▸ SET PROBLEM
Copy all lines that contain the word "xlabel".

▸ MATERIAL PROVIDED
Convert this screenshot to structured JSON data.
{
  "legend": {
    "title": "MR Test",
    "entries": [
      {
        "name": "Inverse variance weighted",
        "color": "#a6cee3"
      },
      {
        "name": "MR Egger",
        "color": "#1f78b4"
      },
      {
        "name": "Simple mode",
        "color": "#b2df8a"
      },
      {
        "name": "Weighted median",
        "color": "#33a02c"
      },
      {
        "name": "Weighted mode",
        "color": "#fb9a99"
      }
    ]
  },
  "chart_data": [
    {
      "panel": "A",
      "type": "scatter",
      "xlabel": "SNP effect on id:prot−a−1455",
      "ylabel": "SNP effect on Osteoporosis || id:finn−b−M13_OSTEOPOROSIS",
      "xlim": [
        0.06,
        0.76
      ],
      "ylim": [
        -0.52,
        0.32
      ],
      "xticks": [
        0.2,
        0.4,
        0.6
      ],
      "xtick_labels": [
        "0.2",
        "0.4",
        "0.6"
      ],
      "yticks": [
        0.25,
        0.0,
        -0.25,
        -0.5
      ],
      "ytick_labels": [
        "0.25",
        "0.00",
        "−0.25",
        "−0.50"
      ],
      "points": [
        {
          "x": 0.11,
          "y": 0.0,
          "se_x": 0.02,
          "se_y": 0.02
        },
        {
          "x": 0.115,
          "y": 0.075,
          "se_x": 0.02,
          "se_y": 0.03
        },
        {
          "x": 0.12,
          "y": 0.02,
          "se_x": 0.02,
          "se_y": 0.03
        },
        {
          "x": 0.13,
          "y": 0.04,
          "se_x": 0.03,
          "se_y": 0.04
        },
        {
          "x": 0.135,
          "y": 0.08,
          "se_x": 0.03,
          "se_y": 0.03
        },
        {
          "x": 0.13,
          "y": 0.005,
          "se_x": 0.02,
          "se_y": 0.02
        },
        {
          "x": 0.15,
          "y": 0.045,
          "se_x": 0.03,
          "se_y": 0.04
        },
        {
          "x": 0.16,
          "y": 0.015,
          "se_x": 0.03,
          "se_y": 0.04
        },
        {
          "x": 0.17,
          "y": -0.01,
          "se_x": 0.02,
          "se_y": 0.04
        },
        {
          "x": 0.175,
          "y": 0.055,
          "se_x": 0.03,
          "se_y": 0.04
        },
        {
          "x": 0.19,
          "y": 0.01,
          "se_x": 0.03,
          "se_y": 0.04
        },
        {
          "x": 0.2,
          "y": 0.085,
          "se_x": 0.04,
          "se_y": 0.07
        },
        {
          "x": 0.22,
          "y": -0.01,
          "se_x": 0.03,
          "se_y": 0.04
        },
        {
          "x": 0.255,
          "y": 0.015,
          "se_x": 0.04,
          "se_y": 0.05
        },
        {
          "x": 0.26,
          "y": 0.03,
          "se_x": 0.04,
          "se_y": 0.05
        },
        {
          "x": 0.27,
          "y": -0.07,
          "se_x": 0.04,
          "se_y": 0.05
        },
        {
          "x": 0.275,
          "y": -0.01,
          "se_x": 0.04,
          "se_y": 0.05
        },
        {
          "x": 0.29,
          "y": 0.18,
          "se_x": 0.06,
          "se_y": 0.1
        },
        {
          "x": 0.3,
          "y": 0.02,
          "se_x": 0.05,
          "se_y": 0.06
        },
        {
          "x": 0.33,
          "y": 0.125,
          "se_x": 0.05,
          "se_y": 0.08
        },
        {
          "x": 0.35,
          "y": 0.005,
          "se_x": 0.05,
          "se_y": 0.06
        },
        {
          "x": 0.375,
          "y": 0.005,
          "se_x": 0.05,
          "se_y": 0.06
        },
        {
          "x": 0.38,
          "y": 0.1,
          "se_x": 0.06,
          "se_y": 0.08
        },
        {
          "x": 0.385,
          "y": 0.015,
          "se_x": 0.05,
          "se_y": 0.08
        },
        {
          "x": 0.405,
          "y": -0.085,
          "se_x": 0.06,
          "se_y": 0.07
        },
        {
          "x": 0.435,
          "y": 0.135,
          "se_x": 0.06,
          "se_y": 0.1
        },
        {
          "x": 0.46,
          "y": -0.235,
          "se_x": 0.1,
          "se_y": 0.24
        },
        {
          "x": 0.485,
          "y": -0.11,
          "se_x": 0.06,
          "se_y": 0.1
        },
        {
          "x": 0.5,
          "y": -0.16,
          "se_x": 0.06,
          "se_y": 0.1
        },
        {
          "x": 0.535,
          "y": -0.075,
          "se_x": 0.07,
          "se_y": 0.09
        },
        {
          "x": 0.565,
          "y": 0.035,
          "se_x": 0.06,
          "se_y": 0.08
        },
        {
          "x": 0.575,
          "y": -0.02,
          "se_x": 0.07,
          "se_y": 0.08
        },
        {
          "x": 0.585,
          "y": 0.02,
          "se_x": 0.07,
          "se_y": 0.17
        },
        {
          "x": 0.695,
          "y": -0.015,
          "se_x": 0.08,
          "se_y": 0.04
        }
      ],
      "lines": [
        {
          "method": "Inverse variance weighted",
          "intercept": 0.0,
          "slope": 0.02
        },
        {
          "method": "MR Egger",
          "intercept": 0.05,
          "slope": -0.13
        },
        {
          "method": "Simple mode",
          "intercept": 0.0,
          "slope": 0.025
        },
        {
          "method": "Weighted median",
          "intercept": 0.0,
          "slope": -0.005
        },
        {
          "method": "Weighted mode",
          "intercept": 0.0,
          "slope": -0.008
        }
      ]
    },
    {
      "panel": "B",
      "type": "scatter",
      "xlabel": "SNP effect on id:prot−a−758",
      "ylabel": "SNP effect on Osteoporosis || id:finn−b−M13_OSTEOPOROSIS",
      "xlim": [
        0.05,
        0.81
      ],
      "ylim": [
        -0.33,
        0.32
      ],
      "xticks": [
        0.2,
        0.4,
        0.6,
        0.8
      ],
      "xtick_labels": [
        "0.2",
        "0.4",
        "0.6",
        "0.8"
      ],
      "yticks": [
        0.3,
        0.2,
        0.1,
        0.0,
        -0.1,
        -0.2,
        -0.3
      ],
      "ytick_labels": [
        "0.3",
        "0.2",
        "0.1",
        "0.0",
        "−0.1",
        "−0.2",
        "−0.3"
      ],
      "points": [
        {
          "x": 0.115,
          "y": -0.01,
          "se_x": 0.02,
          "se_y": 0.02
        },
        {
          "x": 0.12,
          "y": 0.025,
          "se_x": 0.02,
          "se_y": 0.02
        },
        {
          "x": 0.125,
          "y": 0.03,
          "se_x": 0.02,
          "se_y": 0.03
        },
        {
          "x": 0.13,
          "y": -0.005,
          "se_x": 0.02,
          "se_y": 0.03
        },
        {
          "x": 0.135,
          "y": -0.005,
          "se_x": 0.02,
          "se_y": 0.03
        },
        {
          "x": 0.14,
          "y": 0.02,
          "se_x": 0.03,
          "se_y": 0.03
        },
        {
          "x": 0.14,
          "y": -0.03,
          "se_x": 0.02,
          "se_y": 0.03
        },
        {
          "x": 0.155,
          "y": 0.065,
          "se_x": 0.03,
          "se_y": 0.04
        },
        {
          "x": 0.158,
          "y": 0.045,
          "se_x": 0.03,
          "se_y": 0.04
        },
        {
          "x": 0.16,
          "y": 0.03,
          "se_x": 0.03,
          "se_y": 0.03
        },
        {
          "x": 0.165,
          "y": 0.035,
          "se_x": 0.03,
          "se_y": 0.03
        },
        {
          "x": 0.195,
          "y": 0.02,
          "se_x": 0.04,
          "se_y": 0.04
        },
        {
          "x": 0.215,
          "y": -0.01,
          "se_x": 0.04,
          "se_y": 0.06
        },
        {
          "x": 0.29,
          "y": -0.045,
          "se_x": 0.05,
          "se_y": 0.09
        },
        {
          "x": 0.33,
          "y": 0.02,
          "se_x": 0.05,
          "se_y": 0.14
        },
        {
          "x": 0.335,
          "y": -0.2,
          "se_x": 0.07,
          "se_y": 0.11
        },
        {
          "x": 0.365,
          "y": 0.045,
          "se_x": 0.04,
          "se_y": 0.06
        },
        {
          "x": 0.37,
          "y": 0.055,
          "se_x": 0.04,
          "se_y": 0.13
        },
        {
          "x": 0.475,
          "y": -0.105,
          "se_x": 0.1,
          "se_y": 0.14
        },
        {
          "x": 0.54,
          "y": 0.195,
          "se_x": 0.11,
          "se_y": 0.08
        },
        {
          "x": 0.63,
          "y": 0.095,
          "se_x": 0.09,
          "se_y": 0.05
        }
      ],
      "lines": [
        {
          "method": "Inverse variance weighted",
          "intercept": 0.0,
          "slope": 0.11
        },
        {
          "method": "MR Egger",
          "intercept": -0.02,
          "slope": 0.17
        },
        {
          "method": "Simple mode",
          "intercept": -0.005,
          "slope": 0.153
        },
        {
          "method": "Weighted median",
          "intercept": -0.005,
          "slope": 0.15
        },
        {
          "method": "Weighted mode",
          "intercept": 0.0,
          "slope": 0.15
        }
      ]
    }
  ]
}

...

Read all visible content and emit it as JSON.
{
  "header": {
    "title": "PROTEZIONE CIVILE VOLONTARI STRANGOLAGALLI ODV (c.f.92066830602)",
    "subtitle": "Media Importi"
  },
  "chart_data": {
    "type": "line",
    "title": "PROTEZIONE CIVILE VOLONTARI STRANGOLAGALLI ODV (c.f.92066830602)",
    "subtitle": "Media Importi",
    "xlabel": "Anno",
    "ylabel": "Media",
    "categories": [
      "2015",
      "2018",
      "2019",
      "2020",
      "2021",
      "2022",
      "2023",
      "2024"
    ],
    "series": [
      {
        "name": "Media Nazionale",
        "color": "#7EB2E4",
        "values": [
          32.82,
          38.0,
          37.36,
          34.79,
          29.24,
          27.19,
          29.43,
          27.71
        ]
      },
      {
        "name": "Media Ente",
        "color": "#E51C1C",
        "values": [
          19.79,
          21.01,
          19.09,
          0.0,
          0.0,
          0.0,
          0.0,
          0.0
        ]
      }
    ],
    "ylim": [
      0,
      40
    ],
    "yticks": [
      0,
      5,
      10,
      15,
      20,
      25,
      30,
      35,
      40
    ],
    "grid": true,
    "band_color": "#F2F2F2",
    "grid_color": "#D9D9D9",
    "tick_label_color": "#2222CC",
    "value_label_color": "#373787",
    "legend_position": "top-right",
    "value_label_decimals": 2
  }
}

--

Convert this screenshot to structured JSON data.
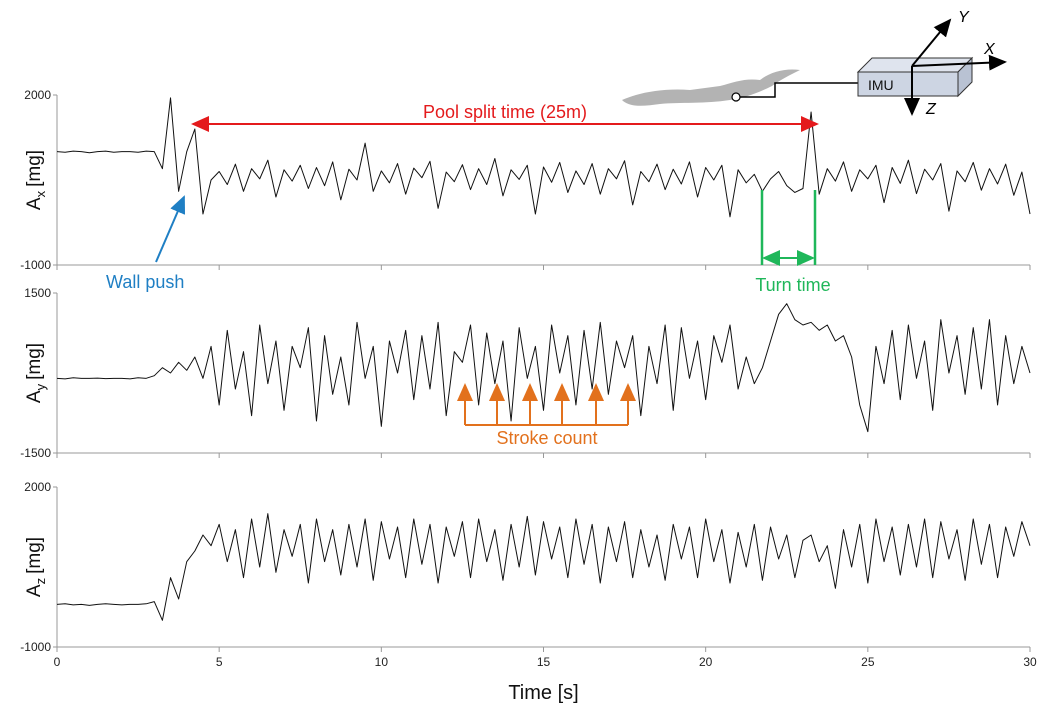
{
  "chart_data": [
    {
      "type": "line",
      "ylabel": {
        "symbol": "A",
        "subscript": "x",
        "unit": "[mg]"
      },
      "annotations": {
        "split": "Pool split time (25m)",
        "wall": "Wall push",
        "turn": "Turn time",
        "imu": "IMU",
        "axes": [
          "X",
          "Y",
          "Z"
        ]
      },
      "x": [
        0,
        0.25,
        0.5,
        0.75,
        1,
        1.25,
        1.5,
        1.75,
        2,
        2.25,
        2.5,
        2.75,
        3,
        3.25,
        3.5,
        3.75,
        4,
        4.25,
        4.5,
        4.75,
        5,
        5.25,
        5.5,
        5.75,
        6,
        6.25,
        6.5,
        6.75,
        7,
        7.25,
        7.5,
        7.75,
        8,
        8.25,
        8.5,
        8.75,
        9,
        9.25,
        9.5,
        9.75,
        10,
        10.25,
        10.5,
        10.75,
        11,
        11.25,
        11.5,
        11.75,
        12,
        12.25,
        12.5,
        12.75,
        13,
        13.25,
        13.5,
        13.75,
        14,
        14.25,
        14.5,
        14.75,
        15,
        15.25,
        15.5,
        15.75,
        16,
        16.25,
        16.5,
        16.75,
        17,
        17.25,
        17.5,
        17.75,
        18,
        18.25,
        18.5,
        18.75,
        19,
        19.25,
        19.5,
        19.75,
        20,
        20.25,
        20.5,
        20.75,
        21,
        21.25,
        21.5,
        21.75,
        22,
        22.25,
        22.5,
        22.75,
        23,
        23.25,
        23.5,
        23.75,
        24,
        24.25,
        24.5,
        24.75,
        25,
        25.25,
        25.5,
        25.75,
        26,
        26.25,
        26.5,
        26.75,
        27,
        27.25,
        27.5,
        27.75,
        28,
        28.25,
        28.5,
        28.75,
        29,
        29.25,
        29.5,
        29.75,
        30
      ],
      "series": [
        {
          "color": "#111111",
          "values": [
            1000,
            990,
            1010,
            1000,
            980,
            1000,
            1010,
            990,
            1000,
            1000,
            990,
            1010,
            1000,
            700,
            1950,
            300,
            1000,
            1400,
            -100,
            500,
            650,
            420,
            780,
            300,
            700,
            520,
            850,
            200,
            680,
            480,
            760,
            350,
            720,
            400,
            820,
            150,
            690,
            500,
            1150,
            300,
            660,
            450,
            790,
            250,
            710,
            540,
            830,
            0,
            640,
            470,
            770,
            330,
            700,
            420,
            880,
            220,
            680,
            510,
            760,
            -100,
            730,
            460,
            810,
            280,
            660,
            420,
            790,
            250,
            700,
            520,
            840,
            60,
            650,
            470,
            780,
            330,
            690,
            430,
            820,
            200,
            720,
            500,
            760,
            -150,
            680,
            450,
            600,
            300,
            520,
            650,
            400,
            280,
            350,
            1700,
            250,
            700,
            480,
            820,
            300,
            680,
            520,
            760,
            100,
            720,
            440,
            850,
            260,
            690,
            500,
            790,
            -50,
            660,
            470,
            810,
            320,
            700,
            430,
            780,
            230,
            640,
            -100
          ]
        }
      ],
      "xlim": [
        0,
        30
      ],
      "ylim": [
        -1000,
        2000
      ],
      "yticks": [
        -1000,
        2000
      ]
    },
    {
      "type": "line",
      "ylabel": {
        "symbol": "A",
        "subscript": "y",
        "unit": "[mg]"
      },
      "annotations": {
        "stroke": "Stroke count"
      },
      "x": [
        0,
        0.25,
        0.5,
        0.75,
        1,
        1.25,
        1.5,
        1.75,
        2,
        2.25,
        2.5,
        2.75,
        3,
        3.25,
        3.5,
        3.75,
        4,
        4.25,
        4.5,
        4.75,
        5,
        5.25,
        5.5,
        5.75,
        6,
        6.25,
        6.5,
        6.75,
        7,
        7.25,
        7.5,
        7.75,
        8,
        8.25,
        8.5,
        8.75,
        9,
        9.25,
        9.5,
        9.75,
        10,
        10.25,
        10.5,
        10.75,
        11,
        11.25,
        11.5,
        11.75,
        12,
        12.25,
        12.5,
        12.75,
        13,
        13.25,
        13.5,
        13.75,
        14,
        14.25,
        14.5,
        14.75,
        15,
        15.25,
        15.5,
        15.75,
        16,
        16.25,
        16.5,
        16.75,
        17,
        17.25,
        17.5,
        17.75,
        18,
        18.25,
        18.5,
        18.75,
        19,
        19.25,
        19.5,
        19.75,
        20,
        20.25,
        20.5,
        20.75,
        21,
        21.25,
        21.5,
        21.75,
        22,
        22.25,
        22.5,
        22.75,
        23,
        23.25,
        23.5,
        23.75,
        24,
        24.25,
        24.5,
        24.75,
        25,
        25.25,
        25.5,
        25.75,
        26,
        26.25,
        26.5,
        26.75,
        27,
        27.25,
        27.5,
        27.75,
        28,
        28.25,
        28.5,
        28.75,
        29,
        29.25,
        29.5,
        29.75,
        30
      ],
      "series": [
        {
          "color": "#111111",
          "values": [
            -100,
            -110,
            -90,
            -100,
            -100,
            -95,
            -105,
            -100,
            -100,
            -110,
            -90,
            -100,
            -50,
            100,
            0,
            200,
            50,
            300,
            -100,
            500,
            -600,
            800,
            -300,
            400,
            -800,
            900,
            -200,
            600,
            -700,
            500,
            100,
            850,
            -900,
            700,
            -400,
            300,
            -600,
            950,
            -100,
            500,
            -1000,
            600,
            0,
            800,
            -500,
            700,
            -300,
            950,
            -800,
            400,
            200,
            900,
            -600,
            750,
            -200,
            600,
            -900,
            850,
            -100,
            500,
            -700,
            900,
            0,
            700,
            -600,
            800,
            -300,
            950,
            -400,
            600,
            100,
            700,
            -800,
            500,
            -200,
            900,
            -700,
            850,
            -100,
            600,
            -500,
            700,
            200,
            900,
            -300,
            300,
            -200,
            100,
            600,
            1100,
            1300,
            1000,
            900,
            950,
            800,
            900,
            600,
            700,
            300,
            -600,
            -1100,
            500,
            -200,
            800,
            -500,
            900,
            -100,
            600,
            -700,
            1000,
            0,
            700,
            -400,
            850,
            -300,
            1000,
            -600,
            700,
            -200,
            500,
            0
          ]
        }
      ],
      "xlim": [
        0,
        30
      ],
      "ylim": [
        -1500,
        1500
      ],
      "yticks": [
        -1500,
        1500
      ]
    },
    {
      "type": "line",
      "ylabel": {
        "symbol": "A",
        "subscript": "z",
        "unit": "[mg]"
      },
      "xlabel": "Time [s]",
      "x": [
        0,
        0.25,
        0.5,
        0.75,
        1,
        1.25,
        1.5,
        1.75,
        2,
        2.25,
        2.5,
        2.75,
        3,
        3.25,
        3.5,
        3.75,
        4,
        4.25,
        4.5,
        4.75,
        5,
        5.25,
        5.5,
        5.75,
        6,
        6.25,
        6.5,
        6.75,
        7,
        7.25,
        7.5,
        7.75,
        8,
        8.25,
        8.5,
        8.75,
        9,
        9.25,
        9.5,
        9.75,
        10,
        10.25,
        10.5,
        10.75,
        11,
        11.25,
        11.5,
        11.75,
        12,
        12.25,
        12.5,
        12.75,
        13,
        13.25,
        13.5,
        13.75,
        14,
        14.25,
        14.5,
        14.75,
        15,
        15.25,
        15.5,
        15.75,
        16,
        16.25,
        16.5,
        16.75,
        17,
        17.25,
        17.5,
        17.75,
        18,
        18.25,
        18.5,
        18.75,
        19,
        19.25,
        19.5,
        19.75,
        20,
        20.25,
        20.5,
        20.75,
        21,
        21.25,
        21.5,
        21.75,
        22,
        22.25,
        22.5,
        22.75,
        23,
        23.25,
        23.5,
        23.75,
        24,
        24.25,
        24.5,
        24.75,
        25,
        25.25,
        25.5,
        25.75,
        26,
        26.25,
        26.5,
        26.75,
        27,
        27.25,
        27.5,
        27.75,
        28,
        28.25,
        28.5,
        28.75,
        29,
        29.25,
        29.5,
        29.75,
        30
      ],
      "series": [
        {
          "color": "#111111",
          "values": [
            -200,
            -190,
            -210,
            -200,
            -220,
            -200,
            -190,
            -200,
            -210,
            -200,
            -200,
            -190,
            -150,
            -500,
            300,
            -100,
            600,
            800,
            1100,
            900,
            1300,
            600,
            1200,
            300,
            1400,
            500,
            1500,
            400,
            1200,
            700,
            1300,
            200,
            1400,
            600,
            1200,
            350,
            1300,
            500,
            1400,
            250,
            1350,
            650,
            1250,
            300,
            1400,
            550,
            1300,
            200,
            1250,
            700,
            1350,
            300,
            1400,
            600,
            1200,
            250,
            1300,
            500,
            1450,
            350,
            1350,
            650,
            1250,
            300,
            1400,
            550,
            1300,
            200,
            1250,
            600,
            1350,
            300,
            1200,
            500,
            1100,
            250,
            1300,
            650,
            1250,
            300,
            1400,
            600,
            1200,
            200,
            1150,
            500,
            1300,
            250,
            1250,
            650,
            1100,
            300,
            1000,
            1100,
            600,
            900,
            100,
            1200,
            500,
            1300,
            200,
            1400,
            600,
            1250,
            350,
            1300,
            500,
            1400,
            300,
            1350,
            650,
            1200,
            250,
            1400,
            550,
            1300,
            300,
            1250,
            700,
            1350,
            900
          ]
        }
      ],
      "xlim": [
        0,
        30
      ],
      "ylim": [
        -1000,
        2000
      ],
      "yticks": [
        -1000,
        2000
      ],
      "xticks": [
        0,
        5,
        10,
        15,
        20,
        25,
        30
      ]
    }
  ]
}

▸ SOLUTION TO THE PROBLEM
      "xlabel": "SNP effect on id:prot−a−1455",
      "xlabel": "SNP effect on id:prot−a−758",
    "xlabel": "Anno",
      "xlabel": "Time [s]",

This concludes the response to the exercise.